▶ Stated goal: Work out how many lines of the material below mention the word "kaon"; reply with the number only.

───── Records for the exercise ─────

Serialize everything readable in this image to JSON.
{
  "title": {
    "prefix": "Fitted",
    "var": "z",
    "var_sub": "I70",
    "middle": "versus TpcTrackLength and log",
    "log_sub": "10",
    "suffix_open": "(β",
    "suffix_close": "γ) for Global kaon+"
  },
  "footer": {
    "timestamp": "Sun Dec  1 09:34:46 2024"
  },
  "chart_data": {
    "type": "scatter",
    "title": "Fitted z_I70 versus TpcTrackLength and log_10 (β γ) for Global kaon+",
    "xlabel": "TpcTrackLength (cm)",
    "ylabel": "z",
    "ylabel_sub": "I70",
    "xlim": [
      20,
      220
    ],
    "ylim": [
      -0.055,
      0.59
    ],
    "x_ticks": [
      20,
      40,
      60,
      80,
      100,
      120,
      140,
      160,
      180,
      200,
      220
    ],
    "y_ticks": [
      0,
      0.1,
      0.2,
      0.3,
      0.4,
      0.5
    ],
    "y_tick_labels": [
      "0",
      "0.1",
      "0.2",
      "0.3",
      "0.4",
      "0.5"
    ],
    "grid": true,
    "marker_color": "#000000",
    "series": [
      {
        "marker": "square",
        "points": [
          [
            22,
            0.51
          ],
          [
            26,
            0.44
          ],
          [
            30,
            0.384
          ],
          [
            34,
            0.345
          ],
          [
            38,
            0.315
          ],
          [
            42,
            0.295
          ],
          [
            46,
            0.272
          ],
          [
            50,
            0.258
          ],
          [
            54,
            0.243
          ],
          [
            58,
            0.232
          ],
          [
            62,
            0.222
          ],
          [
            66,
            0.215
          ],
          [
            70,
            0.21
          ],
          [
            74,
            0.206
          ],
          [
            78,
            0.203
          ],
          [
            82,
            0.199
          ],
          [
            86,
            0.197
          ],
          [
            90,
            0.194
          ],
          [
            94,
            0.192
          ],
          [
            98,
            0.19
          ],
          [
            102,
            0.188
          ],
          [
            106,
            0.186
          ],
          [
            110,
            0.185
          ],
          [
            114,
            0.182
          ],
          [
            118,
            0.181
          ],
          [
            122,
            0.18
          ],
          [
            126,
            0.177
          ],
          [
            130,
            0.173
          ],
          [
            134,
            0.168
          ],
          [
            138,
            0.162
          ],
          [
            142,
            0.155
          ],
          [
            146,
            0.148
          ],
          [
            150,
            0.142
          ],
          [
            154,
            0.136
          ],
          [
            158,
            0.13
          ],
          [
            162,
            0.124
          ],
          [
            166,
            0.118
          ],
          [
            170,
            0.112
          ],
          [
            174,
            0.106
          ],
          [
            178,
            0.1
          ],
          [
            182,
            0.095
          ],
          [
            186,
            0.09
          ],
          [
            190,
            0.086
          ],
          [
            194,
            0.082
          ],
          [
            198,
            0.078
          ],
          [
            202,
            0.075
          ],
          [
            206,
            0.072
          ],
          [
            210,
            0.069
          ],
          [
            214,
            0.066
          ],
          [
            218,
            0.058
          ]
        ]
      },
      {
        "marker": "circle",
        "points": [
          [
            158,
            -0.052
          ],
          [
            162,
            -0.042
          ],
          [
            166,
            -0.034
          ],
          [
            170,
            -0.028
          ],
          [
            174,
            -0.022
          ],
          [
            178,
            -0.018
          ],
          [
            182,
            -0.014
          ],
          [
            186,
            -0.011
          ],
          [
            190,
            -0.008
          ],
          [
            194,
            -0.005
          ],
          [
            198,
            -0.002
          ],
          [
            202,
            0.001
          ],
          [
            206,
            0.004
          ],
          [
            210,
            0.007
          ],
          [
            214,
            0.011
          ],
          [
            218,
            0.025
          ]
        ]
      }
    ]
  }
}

─────

▶ Answer to this problem: 2